▶ Task brief:
Copy out all the rows, replacing every "value-label" with "percent-label" and leaving everything else untouched.

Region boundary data

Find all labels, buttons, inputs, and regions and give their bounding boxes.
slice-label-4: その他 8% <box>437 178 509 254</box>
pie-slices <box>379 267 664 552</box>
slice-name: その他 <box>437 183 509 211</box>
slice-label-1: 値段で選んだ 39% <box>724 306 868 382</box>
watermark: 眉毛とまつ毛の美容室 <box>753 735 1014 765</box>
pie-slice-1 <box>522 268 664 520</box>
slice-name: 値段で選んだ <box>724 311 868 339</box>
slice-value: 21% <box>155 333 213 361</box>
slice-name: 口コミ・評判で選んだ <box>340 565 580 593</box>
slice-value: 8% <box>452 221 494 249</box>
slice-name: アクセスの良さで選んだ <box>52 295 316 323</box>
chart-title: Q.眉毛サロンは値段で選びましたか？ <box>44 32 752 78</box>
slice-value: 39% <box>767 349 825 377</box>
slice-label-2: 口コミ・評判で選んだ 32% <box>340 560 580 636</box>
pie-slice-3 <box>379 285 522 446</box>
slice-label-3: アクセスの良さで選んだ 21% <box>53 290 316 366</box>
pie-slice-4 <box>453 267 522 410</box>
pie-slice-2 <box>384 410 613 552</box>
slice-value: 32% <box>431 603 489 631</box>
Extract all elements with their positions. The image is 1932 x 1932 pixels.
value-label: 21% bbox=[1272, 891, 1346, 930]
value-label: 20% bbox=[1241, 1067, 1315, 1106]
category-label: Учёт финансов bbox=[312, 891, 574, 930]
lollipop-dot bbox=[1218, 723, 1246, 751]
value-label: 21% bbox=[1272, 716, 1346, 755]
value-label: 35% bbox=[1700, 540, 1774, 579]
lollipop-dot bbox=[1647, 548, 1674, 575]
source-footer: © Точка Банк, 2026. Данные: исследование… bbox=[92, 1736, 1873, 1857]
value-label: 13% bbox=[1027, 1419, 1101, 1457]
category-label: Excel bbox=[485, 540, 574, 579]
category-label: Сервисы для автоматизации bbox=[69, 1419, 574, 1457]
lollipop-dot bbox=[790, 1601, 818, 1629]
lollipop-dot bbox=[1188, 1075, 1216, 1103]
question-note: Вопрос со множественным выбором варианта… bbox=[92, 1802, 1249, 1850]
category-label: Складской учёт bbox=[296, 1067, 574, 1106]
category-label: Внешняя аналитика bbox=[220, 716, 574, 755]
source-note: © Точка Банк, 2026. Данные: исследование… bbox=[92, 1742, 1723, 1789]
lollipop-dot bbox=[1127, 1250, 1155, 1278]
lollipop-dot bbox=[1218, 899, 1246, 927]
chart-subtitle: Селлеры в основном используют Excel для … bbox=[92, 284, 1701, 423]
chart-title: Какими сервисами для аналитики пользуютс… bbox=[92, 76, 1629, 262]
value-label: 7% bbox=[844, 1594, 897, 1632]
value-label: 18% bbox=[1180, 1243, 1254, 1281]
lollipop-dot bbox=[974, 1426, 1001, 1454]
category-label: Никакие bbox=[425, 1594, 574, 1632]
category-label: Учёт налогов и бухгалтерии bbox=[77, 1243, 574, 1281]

▶ Solution for this task:
Find all labels, buttons, inputs, and regions and give their bounding boxes.
slice-label-4: その他 8% <box>437 178 509 254</box>
pie-slices <box>379 267 664 552</box>
slice-name: その他 <box>437 183 509 211</box>
slice-label-1: 値段で選んだ 39% <box>724 306 868 382</box>
watermark: 眉毛とまつ毛の美容室 <box>753 735 1014 765</box>
pie-slice-1 <box>522 268 664 520</box>
slice-name: 値段で選んだ <box>724 311 868 339</box>
slice-value: 21% <box>155 333 213 361</box>
slice-name: 口コミ・評判で選んだ <box>340 565 580 593</box>
slice-value: 8% <box>452 221 494 249</box>
slice-name: アクセスの良さで選んだ <box>52 295 316 323</box>
chart-title: Q.眉毛サロンは値段で選びましたか？ <box>44 32 752 78</box>
slice-value: 39% <box>767 349 825 377</box>
slice-label-2: 口コミ・評判で選んだ 32% <box>340 560 580 636</box>
pie-slice-3 <box>379 285 522 446</box>
slice-label-3: アクセスの良さで選んだ 21% <box>53 290 316 366</box>
pie-slice-4 <box>453 267 522 410</box>
pie-slice-2 <box>384 410 613 552</box>
slice-value: 32% <box>431 603 489 631</box>
Extract all elements with their positions. The image is 1932 x 1932 pixels.
percent-label: 21% bbox=[1272, 891, 1346, 930]
percent-label: 20% bbox=[1241, 1067, 1315, 1106]
category-label: Учёт финансов bbox=[312, 891, 574, 930]
lollipop-dot bbox=[1218, 723, 1246, 751]
percent-label: 21% bbox=[1272, 716, 1346, 755]
percent-label: 35% bbox=[1700, 540, 1774, 579]
lollipop-dot bbox=[1647, 548, 1674, 575]
source-footer: © Точка Банк, 2026. Данные: исследование… bbox=[92, 1736, 1873, 1857]
percent-label: 13% bbox=[1027, 1419, 1101, 1457]
category-label: Excel bbox=[485, 540, 574, 579]
category-label: Сервисы для автоматизации bbox=[69, 1419, 574, 1457]
lollipop-dot bbox=[790, 1601, 818, 1629]
lollipop-dot bbox=[1188, 1075, 1216, 1103]
question-note: Вопрос со множественным выбором варианта… bbox=[92, 1802, 1249, 1850]
category-label: Складской учёт bbox=[296, 1067, 574, 1106]
category-label: Внешняя аналитика bbox=[220, 716, 574, 755]
source-note: © Точка Банк, 2026. Данные: исследование… bbox=[92, 1742, 1723, 1789]
lollipop-dot bbox=[1127, 1250, 1155, 1278]
lollipop-dot bbox=[1218, 899, 1246, 927]
chart-subtitle: Селлеры в основном используют Excel для … bbox=[92, 284, 1701, 423]
chart-title: Какими сервисами для аналитики пользуютс… bbox=[92, 76, 1629, 262]
percent-label: 7% bbox=[844, 1594, 897, 1632]
percent-label: 18% bbox=[1180, 1243, 1254, 1281]
lollipop-dot bbox=[974, 1426, 1001, 1454]
category-label: Никакие bbox=[425, 1594, 574, 1632]
category-label: Учёт налогов и бухгалтерии bbox=[77, 1243, 574, 1281]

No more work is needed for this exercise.